Part of a data file
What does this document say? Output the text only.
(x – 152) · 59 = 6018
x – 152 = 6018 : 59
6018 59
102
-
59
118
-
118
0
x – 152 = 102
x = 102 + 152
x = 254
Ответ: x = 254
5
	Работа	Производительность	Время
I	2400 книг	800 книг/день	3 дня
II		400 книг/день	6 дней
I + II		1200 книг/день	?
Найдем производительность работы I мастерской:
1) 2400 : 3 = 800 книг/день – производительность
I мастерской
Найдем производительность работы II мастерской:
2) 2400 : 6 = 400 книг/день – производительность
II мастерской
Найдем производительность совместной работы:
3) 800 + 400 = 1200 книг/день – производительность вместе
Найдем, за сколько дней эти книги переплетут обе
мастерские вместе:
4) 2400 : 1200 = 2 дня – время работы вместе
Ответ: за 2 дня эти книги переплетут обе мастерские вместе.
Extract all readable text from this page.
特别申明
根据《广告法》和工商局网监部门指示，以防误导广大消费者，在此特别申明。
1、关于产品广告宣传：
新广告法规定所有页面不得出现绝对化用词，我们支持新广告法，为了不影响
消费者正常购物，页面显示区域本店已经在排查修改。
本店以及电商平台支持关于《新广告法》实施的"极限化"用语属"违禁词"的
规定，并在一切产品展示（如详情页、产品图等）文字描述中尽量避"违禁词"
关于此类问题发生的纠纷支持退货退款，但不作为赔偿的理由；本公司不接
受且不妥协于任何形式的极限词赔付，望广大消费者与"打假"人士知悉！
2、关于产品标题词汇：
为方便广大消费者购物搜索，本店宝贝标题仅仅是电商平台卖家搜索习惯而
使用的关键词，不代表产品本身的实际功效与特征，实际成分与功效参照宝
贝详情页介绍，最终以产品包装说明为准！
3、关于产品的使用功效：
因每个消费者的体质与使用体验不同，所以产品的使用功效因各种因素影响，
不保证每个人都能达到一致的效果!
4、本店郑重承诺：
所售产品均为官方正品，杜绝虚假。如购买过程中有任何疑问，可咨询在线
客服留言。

= Stated problem =
Transcribe all entries exactly as they are given.

= Full answer =
What does this document say? Output the text only.
(x – 152) · 59 = 6018
x – 152 = 6018 : 59
6018 59
102
-
59
118
-
118
0
x – 152 = 102
x = 102 + 152
x = 254
Ответ: x = 254
5
	Работа	Производительность	Время
I	2400 книг	800 книг/день	3 дня
II		400 книг/день	6 дней
I + II		1200 книг/день	?
Найдем производительность работы I мастерской:
1) 2400 : 3 = 800 книг/день – производительность
I мастерской
Найдем производительность работы II мастерской:
2) 2400 : 6 = 400 книг/день – производительность
II мастерской
Найдем производительность совместной работы:
3) 800 + 400 = 1200 книг/день – производительность вместе
Найдем, за сколько дней эти книги переплетут обе
мастерские вместе:
4) 2400 : 1200 = 2 дня – время работы вместе
Ответ: за 2 дня эти книги переплетут обе мастерские вместе.
Extract all readable text from this page.
特别申明
根据《广告法》和工商局网监部门指示，以防误导广大消费者，在此特别申明。
1、关于产品广告宣传：
新广告法规定所有页面不得出现绝对化用词，我们支持新广告法，为了不影响
消费者正常购物，页面显示区域本店已经在排查修改。
本店以及电商平台支持关于《新广告法》实施的"极限化"用语属"违禁词"的
规定，并在一切产品展示（如详情页、产品图等）文字描述中尽量避"违禁词"
关于此类问题发生的纠纷支持退货退款，但不作为赔偿的理由；本公司不接
受且不妥协于任何形式的极限词赔付，望广大消费者与"打假"人士知悉！
2、关于产品标题词汇：
为方便广大消费者购物搜索，本店宝贝标题仅仅是电商平台卖家搜索习惯而
使用的关键词，不代表产品本身的实际功效与特征，实际成分与功效参照宝
贝详情页介绍，最终以产品包装说明为准！
3、关于产品的使用功效：
因每个消费者的体质与使用体验不同，所以产品的使用功效因各种因素影响，
不保证每个人都能达到一致的效果!
4、本店郑重承诺：
所售产品均为官方正品，杜绝虚假。如购买过程中有任何疑问，可咨询在线
客服留言。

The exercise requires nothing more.